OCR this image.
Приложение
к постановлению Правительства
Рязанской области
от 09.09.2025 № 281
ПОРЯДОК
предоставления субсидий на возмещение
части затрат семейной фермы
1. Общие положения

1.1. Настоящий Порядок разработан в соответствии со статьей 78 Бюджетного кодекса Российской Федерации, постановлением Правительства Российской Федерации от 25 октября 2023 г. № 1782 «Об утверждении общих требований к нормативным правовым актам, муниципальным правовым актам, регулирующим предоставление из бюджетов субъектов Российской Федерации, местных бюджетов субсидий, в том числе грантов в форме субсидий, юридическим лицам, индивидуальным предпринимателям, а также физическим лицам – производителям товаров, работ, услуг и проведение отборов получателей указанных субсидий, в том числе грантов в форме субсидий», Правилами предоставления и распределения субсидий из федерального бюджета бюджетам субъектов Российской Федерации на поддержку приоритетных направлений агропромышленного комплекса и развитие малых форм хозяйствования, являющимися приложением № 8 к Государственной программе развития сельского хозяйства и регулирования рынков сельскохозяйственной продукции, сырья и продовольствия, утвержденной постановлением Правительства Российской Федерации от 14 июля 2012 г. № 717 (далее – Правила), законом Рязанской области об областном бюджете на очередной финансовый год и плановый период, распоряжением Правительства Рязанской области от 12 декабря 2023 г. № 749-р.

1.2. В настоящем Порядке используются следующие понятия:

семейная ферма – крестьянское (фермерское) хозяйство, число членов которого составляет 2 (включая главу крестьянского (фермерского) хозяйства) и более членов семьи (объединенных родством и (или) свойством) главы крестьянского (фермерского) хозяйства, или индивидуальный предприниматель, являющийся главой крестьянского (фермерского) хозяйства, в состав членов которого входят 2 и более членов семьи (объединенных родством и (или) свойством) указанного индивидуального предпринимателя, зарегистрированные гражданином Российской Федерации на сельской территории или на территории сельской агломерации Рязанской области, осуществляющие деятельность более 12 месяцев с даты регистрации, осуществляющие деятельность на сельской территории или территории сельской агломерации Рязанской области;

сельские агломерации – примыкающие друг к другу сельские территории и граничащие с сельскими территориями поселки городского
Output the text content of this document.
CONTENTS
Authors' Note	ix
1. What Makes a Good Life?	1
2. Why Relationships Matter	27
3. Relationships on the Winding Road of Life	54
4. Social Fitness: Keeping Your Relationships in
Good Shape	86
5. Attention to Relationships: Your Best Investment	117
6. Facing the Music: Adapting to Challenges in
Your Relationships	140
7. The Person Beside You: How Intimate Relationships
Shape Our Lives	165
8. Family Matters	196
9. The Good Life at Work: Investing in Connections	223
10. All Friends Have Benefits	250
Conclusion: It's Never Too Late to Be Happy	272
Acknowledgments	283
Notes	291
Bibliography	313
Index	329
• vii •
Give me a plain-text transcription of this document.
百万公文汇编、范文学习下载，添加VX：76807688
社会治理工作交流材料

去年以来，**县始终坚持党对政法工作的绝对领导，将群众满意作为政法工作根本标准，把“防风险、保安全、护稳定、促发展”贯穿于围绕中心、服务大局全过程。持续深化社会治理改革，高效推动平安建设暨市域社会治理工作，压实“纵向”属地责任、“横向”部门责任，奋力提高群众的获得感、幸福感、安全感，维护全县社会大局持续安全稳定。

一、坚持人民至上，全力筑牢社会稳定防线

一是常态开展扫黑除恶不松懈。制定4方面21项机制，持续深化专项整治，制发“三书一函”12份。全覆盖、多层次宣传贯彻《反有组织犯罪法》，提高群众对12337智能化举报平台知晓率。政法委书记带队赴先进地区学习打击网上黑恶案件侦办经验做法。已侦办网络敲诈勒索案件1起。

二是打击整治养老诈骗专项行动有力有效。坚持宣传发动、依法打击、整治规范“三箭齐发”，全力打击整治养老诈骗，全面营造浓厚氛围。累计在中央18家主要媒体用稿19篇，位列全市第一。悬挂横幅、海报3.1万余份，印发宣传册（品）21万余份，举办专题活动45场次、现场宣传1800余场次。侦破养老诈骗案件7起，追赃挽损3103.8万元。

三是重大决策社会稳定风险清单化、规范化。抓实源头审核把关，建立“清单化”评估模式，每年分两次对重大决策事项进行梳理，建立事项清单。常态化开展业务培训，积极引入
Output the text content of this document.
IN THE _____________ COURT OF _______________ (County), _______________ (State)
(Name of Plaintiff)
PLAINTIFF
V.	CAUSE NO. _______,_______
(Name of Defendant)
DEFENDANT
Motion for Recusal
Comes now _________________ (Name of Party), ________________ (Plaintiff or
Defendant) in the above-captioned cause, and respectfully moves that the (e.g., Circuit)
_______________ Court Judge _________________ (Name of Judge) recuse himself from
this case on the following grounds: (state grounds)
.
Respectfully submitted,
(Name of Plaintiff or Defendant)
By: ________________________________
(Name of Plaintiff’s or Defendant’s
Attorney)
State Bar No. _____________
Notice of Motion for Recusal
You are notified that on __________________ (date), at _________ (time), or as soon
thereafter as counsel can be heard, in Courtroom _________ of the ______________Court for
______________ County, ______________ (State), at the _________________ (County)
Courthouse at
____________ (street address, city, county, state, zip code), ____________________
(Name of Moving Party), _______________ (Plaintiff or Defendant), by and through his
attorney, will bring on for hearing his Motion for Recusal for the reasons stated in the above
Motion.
━━━
# Required task:
Look for lines containing the string "that" and copy them all.

# Exercise response:
Defendant) in the above-captioned cause, and respectfully moves that the (e.g., Circuit)
You are notified that on __________________ (date), at _________ (time), or as soon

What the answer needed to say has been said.